[Layout records]
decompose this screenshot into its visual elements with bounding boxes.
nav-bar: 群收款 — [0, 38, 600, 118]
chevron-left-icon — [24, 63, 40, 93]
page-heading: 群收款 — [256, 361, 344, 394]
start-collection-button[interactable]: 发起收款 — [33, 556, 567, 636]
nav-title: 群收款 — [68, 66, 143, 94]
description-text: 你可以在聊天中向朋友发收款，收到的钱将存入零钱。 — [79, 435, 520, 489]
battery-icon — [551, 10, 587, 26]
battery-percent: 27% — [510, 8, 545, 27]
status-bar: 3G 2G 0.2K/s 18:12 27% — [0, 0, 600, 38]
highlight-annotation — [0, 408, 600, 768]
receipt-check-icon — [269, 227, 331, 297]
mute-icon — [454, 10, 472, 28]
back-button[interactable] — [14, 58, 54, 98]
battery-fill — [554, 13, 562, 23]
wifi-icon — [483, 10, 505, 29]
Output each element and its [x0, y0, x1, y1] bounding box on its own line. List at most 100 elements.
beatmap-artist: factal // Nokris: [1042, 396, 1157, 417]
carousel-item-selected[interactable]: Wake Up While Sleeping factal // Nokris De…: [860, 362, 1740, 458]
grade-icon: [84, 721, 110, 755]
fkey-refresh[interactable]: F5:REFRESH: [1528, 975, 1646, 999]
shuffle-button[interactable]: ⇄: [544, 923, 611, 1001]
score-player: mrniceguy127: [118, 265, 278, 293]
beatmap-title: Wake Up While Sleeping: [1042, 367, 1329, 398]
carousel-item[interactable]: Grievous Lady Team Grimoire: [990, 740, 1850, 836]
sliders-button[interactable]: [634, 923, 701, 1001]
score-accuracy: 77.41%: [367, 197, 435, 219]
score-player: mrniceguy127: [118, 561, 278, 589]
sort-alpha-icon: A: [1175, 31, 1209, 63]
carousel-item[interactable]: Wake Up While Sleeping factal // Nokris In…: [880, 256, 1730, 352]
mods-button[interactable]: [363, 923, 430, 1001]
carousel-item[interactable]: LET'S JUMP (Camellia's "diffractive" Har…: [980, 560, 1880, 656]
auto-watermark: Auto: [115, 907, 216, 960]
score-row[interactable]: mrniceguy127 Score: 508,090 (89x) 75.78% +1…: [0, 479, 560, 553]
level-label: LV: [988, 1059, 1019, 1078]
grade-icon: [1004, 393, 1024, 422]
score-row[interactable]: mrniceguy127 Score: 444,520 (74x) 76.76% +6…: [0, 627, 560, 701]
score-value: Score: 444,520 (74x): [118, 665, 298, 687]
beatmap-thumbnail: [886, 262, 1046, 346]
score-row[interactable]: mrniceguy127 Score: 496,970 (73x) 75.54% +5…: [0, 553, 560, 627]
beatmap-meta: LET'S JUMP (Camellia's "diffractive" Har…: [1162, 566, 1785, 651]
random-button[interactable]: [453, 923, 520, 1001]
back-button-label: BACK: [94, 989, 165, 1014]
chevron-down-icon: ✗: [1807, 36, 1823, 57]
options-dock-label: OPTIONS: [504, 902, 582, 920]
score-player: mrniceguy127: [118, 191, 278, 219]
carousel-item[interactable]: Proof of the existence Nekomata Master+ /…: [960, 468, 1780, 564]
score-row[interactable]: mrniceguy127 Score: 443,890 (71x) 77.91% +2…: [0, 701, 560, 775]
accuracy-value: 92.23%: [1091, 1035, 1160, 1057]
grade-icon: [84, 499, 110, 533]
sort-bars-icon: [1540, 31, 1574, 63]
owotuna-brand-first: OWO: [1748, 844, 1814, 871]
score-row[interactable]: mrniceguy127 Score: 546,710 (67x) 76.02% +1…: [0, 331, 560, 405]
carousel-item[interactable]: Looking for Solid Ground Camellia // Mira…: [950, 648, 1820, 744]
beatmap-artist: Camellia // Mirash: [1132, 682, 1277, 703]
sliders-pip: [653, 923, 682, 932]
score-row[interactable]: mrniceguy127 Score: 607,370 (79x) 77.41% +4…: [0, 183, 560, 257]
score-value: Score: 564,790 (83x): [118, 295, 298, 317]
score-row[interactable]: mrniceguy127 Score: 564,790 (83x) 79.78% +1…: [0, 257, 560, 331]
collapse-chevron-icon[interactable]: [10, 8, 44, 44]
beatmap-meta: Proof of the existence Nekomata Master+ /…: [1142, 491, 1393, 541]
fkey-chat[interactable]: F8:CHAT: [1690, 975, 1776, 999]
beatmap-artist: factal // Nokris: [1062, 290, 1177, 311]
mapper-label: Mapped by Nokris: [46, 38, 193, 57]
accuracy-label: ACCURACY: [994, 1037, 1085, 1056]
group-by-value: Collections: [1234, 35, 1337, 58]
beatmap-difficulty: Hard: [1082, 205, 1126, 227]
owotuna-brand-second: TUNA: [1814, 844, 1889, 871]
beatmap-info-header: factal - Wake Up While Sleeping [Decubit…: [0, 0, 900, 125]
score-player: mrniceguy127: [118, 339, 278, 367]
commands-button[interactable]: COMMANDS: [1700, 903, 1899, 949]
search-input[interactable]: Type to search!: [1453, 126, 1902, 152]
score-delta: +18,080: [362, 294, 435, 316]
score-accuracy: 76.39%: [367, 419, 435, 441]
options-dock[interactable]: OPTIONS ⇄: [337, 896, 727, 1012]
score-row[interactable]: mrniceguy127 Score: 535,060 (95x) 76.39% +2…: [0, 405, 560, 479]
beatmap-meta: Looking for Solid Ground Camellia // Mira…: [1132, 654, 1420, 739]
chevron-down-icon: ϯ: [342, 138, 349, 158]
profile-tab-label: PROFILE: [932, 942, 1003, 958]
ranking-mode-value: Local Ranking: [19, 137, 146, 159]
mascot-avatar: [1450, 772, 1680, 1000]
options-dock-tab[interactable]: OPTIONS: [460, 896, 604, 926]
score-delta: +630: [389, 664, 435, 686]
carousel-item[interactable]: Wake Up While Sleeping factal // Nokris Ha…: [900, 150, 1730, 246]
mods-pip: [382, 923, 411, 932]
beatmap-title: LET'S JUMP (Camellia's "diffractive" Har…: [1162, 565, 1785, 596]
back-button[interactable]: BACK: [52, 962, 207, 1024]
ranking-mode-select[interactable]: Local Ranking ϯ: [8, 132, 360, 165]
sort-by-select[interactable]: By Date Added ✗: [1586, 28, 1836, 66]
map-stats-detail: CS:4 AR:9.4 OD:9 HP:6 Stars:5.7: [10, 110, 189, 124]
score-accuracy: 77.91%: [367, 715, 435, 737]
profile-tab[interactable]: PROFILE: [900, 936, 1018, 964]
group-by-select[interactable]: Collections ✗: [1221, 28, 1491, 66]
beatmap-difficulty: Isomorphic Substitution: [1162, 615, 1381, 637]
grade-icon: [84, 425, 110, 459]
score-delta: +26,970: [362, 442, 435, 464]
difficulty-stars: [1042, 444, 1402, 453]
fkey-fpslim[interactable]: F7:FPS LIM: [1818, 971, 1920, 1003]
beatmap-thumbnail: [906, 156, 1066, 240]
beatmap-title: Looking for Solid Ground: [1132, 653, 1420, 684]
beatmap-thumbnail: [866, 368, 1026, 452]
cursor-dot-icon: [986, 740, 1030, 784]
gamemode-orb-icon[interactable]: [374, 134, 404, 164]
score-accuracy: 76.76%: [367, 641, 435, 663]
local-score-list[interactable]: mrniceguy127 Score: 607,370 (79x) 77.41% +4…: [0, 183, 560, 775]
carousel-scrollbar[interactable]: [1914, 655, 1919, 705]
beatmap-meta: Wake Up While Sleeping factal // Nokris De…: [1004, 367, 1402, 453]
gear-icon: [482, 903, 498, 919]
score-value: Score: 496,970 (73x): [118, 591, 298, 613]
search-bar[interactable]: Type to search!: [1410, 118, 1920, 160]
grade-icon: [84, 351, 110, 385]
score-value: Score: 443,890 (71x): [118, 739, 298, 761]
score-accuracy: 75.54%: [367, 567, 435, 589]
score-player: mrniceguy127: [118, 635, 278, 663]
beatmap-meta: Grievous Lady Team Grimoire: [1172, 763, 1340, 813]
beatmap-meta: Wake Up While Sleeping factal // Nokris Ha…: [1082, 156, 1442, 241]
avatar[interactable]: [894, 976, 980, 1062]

Exercise task
Reproduce the records word for word, beginning at their first line and stopping after the line that contains "battery-percent: 27% — [510, 8, 545, 27]".

The output
decompose this screenshot into its visual elements with bounding boxes.
nav-bar: 群收款 — [0, 38, 600, 118]
chevron-left-icon — [24, 63, 40, 93]
page-heading: 群收款 — [256, 361, 344, 394]
start-collection-button[interactable]: 发起收款 — [33, 556, 567, 636]
nav-title: 群收款 — [68, 66, 143, 94]
description-text: 你可以在聊天中向朋友发收款，收到的钱将存入零钱。 — [79, 435, 520, 489]
battery-icon — [551, 10, 587, 26]
battery-percent: 27% — [510, 8, 545, 27]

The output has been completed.